[TASK TO CARRY OUT]: Return the listing below word for word.

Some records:
^^^^
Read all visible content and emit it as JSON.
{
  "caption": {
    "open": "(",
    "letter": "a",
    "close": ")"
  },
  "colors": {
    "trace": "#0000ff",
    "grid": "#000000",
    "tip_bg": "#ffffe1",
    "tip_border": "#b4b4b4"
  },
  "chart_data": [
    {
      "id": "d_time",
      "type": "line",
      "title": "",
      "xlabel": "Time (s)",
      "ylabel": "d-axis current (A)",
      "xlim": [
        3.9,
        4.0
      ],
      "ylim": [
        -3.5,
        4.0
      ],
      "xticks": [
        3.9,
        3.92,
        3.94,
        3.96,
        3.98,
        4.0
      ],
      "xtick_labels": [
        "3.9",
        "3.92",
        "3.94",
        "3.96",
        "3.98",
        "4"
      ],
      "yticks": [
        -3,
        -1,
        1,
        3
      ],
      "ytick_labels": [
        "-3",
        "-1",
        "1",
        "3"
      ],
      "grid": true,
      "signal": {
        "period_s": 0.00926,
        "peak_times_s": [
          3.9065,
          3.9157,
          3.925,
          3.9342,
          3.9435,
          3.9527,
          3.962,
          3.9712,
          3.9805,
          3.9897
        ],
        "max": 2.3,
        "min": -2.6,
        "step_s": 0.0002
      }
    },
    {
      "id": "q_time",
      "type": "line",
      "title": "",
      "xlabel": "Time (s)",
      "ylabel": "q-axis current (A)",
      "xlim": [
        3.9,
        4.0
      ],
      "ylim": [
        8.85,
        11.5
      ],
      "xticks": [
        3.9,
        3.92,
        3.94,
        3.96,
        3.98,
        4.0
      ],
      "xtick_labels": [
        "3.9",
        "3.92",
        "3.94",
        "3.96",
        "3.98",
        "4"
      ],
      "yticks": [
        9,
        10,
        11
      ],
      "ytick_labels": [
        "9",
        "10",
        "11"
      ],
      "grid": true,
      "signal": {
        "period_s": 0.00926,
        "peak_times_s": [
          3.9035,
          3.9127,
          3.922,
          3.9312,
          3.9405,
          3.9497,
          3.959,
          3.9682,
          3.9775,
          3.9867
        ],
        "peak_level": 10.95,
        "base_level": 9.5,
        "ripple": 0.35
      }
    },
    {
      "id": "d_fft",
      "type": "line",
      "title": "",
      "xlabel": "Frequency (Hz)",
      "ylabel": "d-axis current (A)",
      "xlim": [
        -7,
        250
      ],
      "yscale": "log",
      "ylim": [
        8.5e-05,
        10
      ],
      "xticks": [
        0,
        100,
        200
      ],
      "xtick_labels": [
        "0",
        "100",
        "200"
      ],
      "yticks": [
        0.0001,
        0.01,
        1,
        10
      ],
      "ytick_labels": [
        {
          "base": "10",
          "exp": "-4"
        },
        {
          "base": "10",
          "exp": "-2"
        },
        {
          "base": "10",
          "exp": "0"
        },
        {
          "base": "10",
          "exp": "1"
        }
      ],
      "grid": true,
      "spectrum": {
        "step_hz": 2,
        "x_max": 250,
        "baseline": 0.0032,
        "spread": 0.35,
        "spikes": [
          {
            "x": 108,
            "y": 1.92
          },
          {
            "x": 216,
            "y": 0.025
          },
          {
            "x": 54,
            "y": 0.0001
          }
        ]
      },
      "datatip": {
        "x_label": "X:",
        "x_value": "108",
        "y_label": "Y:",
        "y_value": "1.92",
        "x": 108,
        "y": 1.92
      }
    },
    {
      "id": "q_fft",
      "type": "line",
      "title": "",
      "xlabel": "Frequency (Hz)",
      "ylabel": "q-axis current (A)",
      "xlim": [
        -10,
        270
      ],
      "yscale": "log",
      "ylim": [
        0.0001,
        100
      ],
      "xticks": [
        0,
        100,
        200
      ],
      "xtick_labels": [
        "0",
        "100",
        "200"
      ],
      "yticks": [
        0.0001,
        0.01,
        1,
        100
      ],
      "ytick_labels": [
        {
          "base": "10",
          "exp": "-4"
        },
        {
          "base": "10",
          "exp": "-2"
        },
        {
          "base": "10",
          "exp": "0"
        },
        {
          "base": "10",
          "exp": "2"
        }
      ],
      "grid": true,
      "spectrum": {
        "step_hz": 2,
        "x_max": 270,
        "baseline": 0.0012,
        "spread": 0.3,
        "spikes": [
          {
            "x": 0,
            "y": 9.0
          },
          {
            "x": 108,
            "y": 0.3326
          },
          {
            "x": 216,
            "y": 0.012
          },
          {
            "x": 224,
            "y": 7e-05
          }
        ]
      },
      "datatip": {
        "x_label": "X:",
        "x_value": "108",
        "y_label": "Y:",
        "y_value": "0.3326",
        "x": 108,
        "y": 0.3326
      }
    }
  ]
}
^^^^
[ANSWER IN FULL]:
Read all visible content and emit it as JSON.
{
  "caption": {
    "open": "(",
    "letter": "a",
    "close": ")"
  },
  "colors": {
    "trace": "#0000ff",
    "grid": "#000000",
    "tip_bg": "#ffffe1",
    "tip_border": "#b4b4b4"
  },
  "chart_data": [
    {
      "id": "d_time",
      "type": "line",
      "title": "",
      "xlabel": "Time (s)",
      "ylabel": "d-axis current (A)",
      "xlim": [
        3.9,
        4.0
      ],
      "ylim": [
        -3.5,
        4.0
      ],
      "xticks": [
        3.9,
        3.92,
        3.94,
        3.96,
        3.98,
        4.0
      ],
      "xtick_labels": [
        "3.9",
        "3.92",
        "3.94",
        "3.96",
        "3.98",
        "4"
      ],
      "yticks": [
        -3,
        -1,
        1,
        3
      ],
      "ytick_labels": [
        "-3",
        "-1",
        "1",
        "3"
      ],
      "grid": true,
      "signal": {
        "period_s": 0.00926,
        "peak_times_s": [
          3.9065,
          3.9157,
          3.925,
          3.9342,
          3.9435,
          3.9527,
          3.962,
          3.9712,
          3.9805,
          3.9897
        ],
        "max": 2.3,
        "min": -2.6,
        "step_s": 0.0002
      }
    },
    {
      "id": "q_time",
      "type": "line",
      "title": "",
      "xlabel": "Time (s)",
      "ylabel": "q-axis current (A)",
      "xlim": [
        3.9,
        4.0
      ],
      "ylim": [
        8.85,
        11.5
      ],
      "xticks": [
        3.9,
        3.92,
        3.94,
        3.96,
        3.98,
        4.0
      ],
      "xtick_labels": [
        "3.9",
        "3.92",
        "3.94",
        "3.96",
        "3.98",
        "4"
      ],
      "yticks": [
        9,
        10,
        11
      ],
      "ytick_labels": [
        "9",
        "10",
        "11"
      ],
      "grid": true,
      "signal": {
        "period_s": 0.00926,
        "peak_times_s": [
          3.9035,
          3.9127,
          3.922,
          3.9312,
          3.9405,
          3.9497,
          3.959,
          3.9682,
          3.9775,
          3.9867
        ],
        "peak_level": 10.95,
        "base_level": 9.5,
        "ripple": 0.35
      }
    },
    {
      "id": "d_fft",
      "type": "line",
      "title": "",
      "xlabel": "Frequency (Hz)",
      "ylabel": "d-axis current (A)",
      "xlim": [
        -7,
        250
      ],
      "yscale": "log",
      "ylim": [
        8.5e-05,
        10
      ],
      "xticks": [
        0,
        100,
        200
      ],
      "xtick_labels": [
        "0",
        "100",
        "200"
      ],
      "yticks": [
        0.0001,
        0.01,
        1,
        10
      ],
      "ytick_labels": [
        {
          "base": "10",
          "exp": "-4"
        },
        {
          "base": "10",
          "exp": "-2"
        },
        {
          "base": "10",
          "exp": "0"
        },
        {
          "base": "10",
          "exp": "1"
        }
      ],
      "grid": true,
      "spectrum": {
        "step_hz": 2,
        "x_max": 250,
        "baseline": 0.0032,
        "spread": 0.35,
        "spikes": [
          {
            "x": 108,
            "y": 1.92
          },
          {
            "x": 216,
            "y": 0.025
          },
          {
            "x": 54,
            "y": 0.0001
          }
        ]
      },
      "datatip": {
        "x_label": "X:",
        "x_value": "108",
        "y_label": "Y:",
        "y_value": "1.92",
        "x": 108,
        "y": 1.92
      }
    },
    {
      "id": "q_fft",
      "type": "line",
      "title": "",
      "xlabel": "Frequency (Hz)",
      "ylabel": "q-axis current (A)",
      "xlim": [
        -10,
        270
      ],
      "yscale": "log",
      "ylim": [
        0.0001,
        100
      ],
      "xticks": [
        0,
        100,
        200
      ],
      "xtick_labels": [
        "0",
        "100",
        "200"
      ],
      "yticks": [
        0.0001,
        0.01,
        1,
        100
      ],
      "ytick_labels": [
        {
          "base": "10",
          "exp": "-4"
        },
        {
          "base": "10",
          "exp": "-2"
        },
        {
          "base": "10",
          "exp": "0"
        },
        {
          "base": "10",
          "exp": "2"
        }
      ],
      "grid": true,
      "spectrum": {
        "step_hz": 2,
        "x_max": 270,
        "baseline": 0.0012,
        "spread": 0.3,
        "spikes": [
          {
            "x": 0,
            "y": 9.0
          },
          {
            "x": 108,
            "y": 0.3326
          },
          {
            "x": 216,
            "y": 0.012
          },
          {
            "x": 224,
            "y": 7e-05
          }
        ]
      },
      "datatip": {
        "x_label": "X:",
        "x_value": "108",
        "y_label": "Y:",
        "y_value": "0.3326",
        "x": 108,
        "y": 0.3326
      }
    }
  ]
}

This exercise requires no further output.